▸ Records provided

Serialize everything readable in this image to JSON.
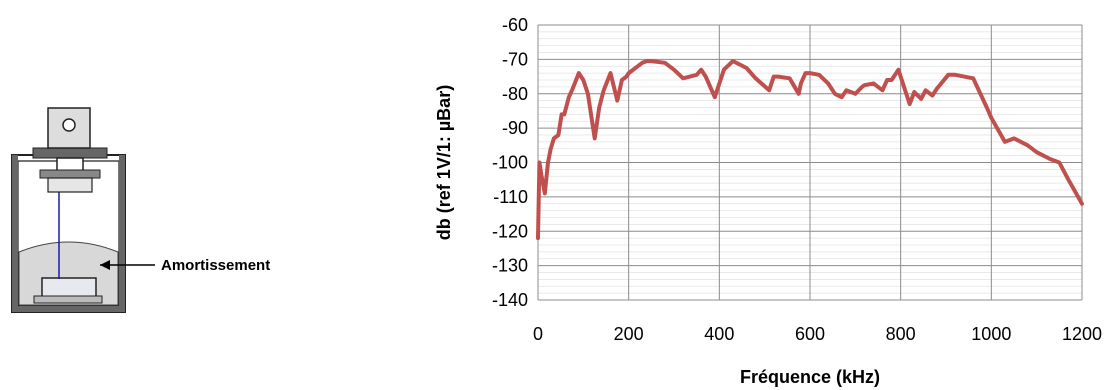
{
  "diagram": {
    "callout_label": "Amortissement",
    "colors": {
      "housing": "#555555",
      "damping": "#d8d8d8",
      "wire": "#1a1aa8"
    },
    "icons": [
      "sensor-housing-icon"
    ]
  },
  "chart_data": {
    "type": "line",
    "title": "",
    "xlabel": "Fréquence (kHz)",
    "ylabel": "db (ref 1V/1: µBar)",
    "xlim": [
      0,
      1200
    ],
    "ylim": [
      -140,
      -60
    ],
    "xticks": [
      0,
      200,
      400,
      600,
      800,
      1000,
      1200
    ],
    "yticks": [
      -60,
      -70,
      -80,
      -90,
      -100,
      -110,
      -120,
      -130,
      -140
    ],
    "grid": {
      "major_x": true,
      "major_y": true,
      "minor_y": true
    },
    "legend": "none",
    "series": [
      {
        "color": "#c0504d",
        "x": [
          0,
          3,
          8,
          15,
          22,
          28,
          35,
          45,
          52,
          58,
          68,
          75,
          90,
          100,
          110,
          125,
          135,
          145,
          160,
          175,
          185,
          195,
          200,
          230,
          240,
          250,
          280,
          300,
          320,
          350,
          360,
          370,
          390,
          395,
          410,
          430,
          445,
          460,
          480,
          510,
          520,
          530,
          555,
          575,
          580,
          590,
          600,
          620,
          640,
          655,
          670,
          680,
          700,
          715,
          720,
          740,
          760,
          770,
          780,
          795,
          820,
          830,
          845,
          855,
          870,
          880,
          905,
          920,
          940,
          960,
          990,
          1000,
          1030,
          1050,
          1080,
          1100,
          1130,
          1150,
          1170,
          1200
        ],
        "y": [
          -122,
          -100,
          -104,
          -109,
          -100,
          -96,
          -93,
          -92,
          -86,
          -86,
          -81,
          -79,
          -74,
          -76,
          -80,
          -93,
          -84,
          -79,
          -74,
          -82,
          -76,
          -75,
          -74,
          -71,
          -70.5,
          -70.5,
          -71,
          -73,
          -75.5,
          -74.5,
          -73,
          -75,
          -81,
          -79,
          -73,
          -70.5,
          -71.5,
          -72.5,
          -75.5,
          -79,
          -75,
          -75,
          -75.5,
          -80,
          -77,
          -74,
          -74,
          -74.5,
          -77,
          -80,
          -81,
          -79,
          -80,
          -78,
          -77.5,
          -77,
          -79,
          -76,
          -76,
          -73,
          -83,
          -79.5,
          -81.5,
          -79,
          -80.5,
          -78.5,
          -74.5,
          -74.5,
          -75,
          -75.5,
          -84,
          -87,
          -94,
          -93,
          -95,
          -97,
          -99,
          -100,
          -105,
          -112
        ]
      }
    ]
  }
}
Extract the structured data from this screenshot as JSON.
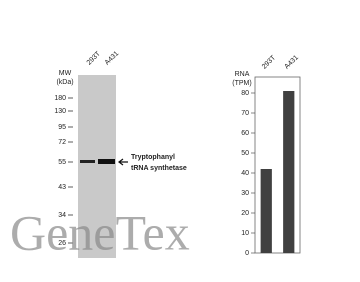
{
  "blot": {
    "mw_label": [
      "MW",
      "(kDa)"
    ],
    "lanes": [
      "293T",
      "A431"
    ],
    "markers": [
      180,
      130,
      95,
      72,
      55,
      43,
      34,
      26
    ],
    "target": [
      "Tryptophanyl",
      "tRNA synthetase"
    ]
  },
  "watermark": "GeneTex",
  "chart_data": {
    "type": "bar",
    "ylabel": [
      "RNA",
      "(TPM)"
    ],
    "categories": [
      "293T",
      "A431"
    ],
    "values": [
      42,
      81
    ],
    "color": "#404040",
    "ylim": [
      0,
      88
    ],
    "yticks": [
      0,
      10,
      20,
      30,
      40,
      50,
      60,
      70,
      80
    ],
    "grid": false
  }
}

▸ What you should do
Write every record out again exactly; no pictures belong in the copy.

▸ Exercise response
Serialize everything readable in this image to JSON.
{
  "diagram": {
    "callout_label": "Amortissement",
    "colors": {
      "housing": "#555555",
      "damping": "#d8d8d8",
      "wire": "#1a1aa8"
    },
    "icons": [
      "sensor-housing-icon"
    ]
  },
  "chart_data": {
    "type": "line",
    "title": "",
    "xlabel": "Fréquence (kHz)",
    "ylabel": "db (ref 1V/1: µBar)",
    "xlim": [
      0,
      1200
    ],
    "ylim": [
      -140,
      -60
    ],
    "xticks": [
      0,
      200,
      400,
      600,
      800,
      1000,
      1200
    ],
    "yticks": [
      -60,
      -70,
      -80,
      -90,
      -100,
      -110,
      -120,
      -130,
      -140
    ],
    "grid": {
      "major_x": true,
      "major_y": true,
      "minor_y": true
    },
    "legend": "none",
    "series": [
      {
        "color": "#c0504d",
        "x": [
          0,
          3,
          8,
          15,
          22,
          28,
          35,
          45,
          52,
          58,
          68,
          75,
          90,
          100,
          110,
          125,
          135,
          145,
          160,
          175,
          185,
          195,
          200,
          230,
          240,
          250,
          280,
          300,
          320,
          350,
          360,
          370,
          390,
          395,
          410,
          430,
          445,
          460,
          480,
          510,
          520,
          530,
          555,
          575,
          580,
          590,
          600,
          620,
          640,
          655,
          670,
          680,
          700,
          715,
          720,
          740,
          760,
          770,
          780,
          795,
          820,
          830,
          845,
          855,
          870,
          880,
          905,
          920,
          940,
          960,
          990,
          1000,
          1030,
          1050,
          1080,
          1100,
          1130,
          1150,
          1170,
          1200
        ],
        "y": [
          -122,
          -100,
          -104,
          -109,
          -100,
          -96,
          -93,
          -92,
          -86,
          -86,
          -81,
          -79,
          -74,
          -76,
          -80,
          -93,
          -84,
          -79,
          -74,
          -82,
          -76,
          -75,
          -74,
          -71,
          -70.5,
          -70.5,
          -71,
          -73,
          -75.5,
          -74.5,
          -73,
          -75,
          -81,
          -79,
          -73,
          -70.5,
          -71.5,
          -72.5,
          -75.5,
          -79,
          -75,
          -75,
          -75.5,
          -80,
          -77,
          -74,
          -74,
          -74.5,
          -77,
          -80,
          -81,
          -79,
          -80,
          -78,
          -77.5,
          -77,
          -79,
          -76,
          -76,
          -73,
          -83,
          -79.5,
          -81.5,
          -79,
          -80.5,
          -78.5,
          -74.5,
          -74.5,
          -75,
          -75.5,
          -84,
          -87,
          -94,
          -93,
          -95,
          -97,
          -99,
          -100,
          -105,
          -112
        ]
      }
    ]
  }
}
Extract the structured data from this screenshot as JSON.
{
  "blot": {
    "mw_label": [
      "MW",
      "(kDa)"
    ],
    "lanes": [
      "293T",
      "A431"
    ],
    "markers": [
      180,
      130,
      95,
      72,
      55,
      43,
      34,
      26
    ],
    "target": [
      "Tryptophanyl",
      "tRNA synthetase"
    ]
  },
  "watermark": "GeneTex",
  "chart_data": {
    "type": "bar",
    "ylabel": [
      "RNA",
      "(TPM)"
    ],
    "categories": [
      "293T",
      "A431"
    ],
    "values": [
      42,
      81
    ],
    "color": "#404040",
    "ylim": [
      0,
      88
    ],
    "yticks": [
      0,
      10,
      20,
      30,
      40,
      50,
      60,
      70,
      80
    ],
    "grid": false
  }
}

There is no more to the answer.